__What to produce__
Gather every line in the records below that contains the word "frac".

Collected data entries
┄┄┄┄┄┄┄┄┄┄

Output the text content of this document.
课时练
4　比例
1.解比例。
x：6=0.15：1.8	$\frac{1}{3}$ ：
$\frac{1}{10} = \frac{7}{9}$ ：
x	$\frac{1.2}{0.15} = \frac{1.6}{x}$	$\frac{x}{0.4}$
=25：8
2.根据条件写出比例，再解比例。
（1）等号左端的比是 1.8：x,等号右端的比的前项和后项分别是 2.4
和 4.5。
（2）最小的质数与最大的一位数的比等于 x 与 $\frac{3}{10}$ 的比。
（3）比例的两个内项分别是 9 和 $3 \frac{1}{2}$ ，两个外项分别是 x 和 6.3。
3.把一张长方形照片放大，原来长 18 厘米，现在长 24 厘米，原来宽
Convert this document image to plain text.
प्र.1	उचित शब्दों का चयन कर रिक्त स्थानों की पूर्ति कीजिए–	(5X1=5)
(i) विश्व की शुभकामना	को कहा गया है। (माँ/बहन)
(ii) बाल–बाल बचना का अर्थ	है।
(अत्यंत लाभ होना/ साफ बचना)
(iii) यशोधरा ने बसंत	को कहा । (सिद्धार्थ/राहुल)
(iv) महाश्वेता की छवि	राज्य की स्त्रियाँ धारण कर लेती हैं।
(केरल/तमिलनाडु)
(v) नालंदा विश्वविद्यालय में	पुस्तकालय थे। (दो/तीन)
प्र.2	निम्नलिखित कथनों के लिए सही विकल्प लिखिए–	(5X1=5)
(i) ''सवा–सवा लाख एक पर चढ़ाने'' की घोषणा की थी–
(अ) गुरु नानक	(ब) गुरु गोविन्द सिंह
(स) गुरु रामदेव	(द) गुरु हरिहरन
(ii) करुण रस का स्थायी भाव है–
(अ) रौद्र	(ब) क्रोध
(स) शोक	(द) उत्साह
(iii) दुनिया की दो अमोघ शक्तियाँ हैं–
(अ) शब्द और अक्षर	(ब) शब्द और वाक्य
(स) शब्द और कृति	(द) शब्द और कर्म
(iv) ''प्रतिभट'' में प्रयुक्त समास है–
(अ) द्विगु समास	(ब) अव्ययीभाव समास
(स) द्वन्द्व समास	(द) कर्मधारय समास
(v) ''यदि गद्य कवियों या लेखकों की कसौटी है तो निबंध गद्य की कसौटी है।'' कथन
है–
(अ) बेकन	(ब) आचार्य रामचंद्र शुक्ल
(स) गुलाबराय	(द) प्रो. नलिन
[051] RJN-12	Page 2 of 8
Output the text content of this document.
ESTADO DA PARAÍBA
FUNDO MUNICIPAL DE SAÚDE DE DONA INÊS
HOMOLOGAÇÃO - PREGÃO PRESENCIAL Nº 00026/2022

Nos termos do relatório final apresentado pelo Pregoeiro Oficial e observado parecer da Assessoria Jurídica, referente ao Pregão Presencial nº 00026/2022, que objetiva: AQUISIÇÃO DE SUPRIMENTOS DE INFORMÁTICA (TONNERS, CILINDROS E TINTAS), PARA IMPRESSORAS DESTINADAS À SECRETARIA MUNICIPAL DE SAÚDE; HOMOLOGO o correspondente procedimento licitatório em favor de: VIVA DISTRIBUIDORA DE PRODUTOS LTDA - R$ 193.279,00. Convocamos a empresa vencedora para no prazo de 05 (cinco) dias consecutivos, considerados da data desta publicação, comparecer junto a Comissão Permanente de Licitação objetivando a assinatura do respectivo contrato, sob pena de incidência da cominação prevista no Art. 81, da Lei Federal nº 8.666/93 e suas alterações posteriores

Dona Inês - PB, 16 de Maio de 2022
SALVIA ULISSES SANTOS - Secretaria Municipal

┄┄┄┄┄┄┄┄┄┄

__Solved exercise__
x：6=0.15：1.8	$\frac{1}{3}$ ：
$\frac{1}{10} = \frac{7}{9}$ ：
x	$\frac{1.2}{0.15} = \frac{1.6}{x}$	$\frac{x}{0.4}$
（2）最小的质数与最大的一位数的比等于 x 与 $\frac{3}{10}$ 的比。
（3）比例的两个内项分别是 9 和 $3 \frac{1}{2}$ ，两个外项分别是 x 和 6.3。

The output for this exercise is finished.